■ Directions for this task
Extract the complete data exactly as given.

■ Data to use
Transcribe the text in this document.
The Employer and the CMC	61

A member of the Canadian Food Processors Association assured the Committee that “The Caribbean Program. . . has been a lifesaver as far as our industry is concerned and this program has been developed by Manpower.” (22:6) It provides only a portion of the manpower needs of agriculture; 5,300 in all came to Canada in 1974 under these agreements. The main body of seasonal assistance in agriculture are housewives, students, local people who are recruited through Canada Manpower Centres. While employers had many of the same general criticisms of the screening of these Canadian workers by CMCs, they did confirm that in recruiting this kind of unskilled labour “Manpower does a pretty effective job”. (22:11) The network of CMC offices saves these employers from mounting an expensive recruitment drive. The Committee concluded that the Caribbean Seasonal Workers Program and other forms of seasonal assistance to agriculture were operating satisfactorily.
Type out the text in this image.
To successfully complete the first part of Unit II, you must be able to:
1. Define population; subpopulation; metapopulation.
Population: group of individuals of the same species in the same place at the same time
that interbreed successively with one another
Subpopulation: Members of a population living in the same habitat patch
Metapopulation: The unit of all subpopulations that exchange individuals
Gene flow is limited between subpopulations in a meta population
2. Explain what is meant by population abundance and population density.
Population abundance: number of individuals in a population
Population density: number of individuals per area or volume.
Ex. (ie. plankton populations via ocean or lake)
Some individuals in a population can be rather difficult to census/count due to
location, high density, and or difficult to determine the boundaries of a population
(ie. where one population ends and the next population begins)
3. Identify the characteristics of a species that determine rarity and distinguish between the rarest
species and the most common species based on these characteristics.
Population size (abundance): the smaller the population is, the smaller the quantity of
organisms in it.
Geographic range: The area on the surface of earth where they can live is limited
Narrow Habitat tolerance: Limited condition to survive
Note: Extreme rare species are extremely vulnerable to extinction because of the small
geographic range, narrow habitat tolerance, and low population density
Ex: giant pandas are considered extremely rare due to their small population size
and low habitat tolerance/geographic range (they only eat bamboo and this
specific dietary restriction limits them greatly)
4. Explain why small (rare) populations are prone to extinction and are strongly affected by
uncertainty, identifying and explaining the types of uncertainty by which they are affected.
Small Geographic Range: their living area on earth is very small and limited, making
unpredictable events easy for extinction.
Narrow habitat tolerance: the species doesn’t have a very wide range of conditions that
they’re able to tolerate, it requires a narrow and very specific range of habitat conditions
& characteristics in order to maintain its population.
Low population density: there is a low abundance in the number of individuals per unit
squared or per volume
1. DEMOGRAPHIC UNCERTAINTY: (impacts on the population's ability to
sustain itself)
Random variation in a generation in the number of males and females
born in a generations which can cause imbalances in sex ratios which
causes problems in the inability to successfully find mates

■ Answer to this exercise
Transcribe the text in this document.
The Employer and the CMC	61

A member of the Canadian Food Processors Association assured the Committee that “The Caribbean Program. . . has been a lifesaver as far as our industry is concerned and this program has been developed by Manpower.” (22:6) It provides only a portion of the manpower needs of agriculture; 5,300 in all came to Canada in 1974 under these agreements. The main body of seasonal assistance in agriculture are housewives, students, local people who are recruited through Canada Manpower Centres. While employers had many of the same general criticisms of the screening of these Canadian workers by CMCs, they did confirm that in recruiting this kind of unskilled labour “Manpower does a pretty effective job”. (22:11) The network of CMC offices saves these employers from mounting an expensive recruitment drive. The Committee concluded that the Caribbean Seasonal Workers Program and other forms of seasonal assistance to agriculture were operating satisfactorily.
Type out the text in this image.
To successfully complete the first part of Unit II, you must be able to:
1. Define population; subpopulation; metapopulation.
Population: group of individuals of the same species in the same place at the same time
that interbreed successively with one another
Subpopulation: Members of a population living in the same habitat patch
Metapopulation: The unit of all subpopulations that exchange individuals
Gene flow is limited between subpopulations in a meta population
2. Explain what is meant by population abundance and population density.
Population abundance: number of individuals in a population
Population density: number of individuals per area or volume.
Ex. (ie. plankton populations via ocean or lake)
Some individuals in a population can be rather difficult to census/count due to
location, high density, and or difficult to determine the boundaries of a population
(ie. where one population ends and the next population begins)
3. Identify the characteristics of a species that determine rarity and distinguish between the rarest
species and the most common species based on these characteristics.
Population size (abundance): the smaller the population is, the smaller the quantity of
organisms in it.
Geographic range: The area on the surface of earth where they can live is limited
Narrow Habitat tolerance: Limited condition to survive
Note: Extreme rare species are extremely vulnerable to extinction because of the small
geographic range, narrow habitat tolerance, and low population density
Ex: giant pandas are considered extremely rare due to their small population size
and low habitat tolerance/geographic range (they only eat bamboo and this
specific dietary restriction limits them greatly)
4. Explain why small (rare) populations are prone to extinction and are strongly affected by
uncertainty, identifying and explaining the types of uncertainty by which they are affected.
Small Geographic Range: their living area on earth is very small and limited, making
unpredictable events easy for extinction.
Narrow habitat tolerance: the species doesn’t have a very wide range of conditions that
they’re able to tolerate, it requires a narrow and very specific range of habitat conditions
& characteristics in order to maintain its population.
Low population density: there is a low abundance in the number of individuals per unit
squared or per volume
1. DEMOGRAPHIC UNCERTAINTY: (impacts on the population's ability to
sustain itself)
Random variation in a generation in the number of males and females
born in a generations which can cause imbalances in sex ratios which
causes problems in the inability to successfully find mates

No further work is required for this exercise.